━━━ RECORDS

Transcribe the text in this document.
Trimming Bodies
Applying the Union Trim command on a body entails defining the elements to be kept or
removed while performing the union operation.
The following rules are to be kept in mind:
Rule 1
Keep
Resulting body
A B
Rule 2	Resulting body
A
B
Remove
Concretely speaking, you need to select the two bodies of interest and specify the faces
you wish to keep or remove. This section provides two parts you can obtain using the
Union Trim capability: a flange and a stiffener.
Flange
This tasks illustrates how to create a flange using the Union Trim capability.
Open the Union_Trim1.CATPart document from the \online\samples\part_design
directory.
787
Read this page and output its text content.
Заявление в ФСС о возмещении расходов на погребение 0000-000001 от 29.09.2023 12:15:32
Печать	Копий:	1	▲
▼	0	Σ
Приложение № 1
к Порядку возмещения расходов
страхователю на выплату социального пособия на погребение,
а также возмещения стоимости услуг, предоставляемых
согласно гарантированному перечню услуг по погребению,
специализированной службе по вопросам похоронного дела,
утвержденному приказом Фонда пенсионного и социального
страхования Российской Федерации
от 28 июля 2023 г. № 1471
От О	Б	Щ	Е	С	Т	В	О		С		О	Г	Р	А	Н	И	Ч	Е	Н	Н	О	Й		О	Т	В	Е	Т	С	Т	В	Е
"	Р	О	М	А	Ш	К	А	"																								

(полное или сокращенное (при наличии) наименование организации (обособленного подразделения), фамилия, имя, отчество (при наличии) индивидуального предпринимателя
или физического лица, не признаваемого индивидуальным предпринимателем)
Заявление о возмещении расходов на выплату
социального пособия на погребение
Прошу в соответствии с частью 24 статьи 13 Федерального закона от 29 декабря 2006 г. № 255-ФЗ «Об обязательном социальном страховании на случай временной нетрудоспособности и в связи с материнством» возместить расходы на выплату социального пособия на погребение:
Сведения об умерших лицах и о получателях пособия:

━━━━━━

DIRECTION: Set down the listing above in full, please, exactly as it appears.

SOLUTION TO THIS EXERCISE:
Transcribe the text in this document.
Trimming Bodies
Applying the Union Trim command on a body entails defining the elements to be kept or
removed while performing the union operation.
The following rules are to be kept in mind:
Rule 1
Keep
Resulting body
A B
Rule 2	Resulting body
A
B
Remove
Concretely speaking, you need to select the two bodies of interest and specify the faces
you wish to keep or remove. This section provides two parts you can obtain using the
Union Trim capability: a flange and a stiffener.
Flange
This tasks illustrates how to create a flange using the Union Trim capability.
Open the Union_Trim1.CATPart document from the \online\samples\part_design
directory.
787
Read this page and output its text content.
Заявление в ФСС о возмещении расходов на погребение 0000-000001 от 29.09.2023 12:15:32
Печать	Копий:	1	▲
▼	0	Σ
Приложение № 1
к Порядку возмещения расходов
страхователю на выплату социального пособия на погребение,
а также возмещения стоимости услуг, предоставляемых
согласно гарантированному перечню услуг по погребению,
специализированной службе по вопросам похоронного дела,
утвержденному приказом Фонда пенсионного и социального
страхования Российской Федерации
от 28 июля 2023 г. № 1471
От О	Б	Щ	Е	С	Т	В	О		С		О	Г	Р	А	Н	И	Ч	Е	Н	Н	О	Й		О	Т	В	Е	Т	С	Т	В	Е
"	Р	О	М	А	Ш	К	А	"																								

(полное или сокращенное (при наличии) наименование организации (обособленного подразделения), фамилия, имя, отчество (при наличии) индивидуального предпринимателя
или физического лица, не признаваемого индивидуальным предпринимателем)
Заявление о возмещении расходов на выплату
социального пособия на погребение
Прошу в соответствии с частью 24 статьи 13 Федерального закона от 29 декабря 2006 г. № 255-ФЗ «Об обязательном социальном страховании на случай временной нетрудоспособности и в связи с материнством» возместить расходы на выплату социального пособия на погребение:
Сведения об умерших лицах и о получателях пособия:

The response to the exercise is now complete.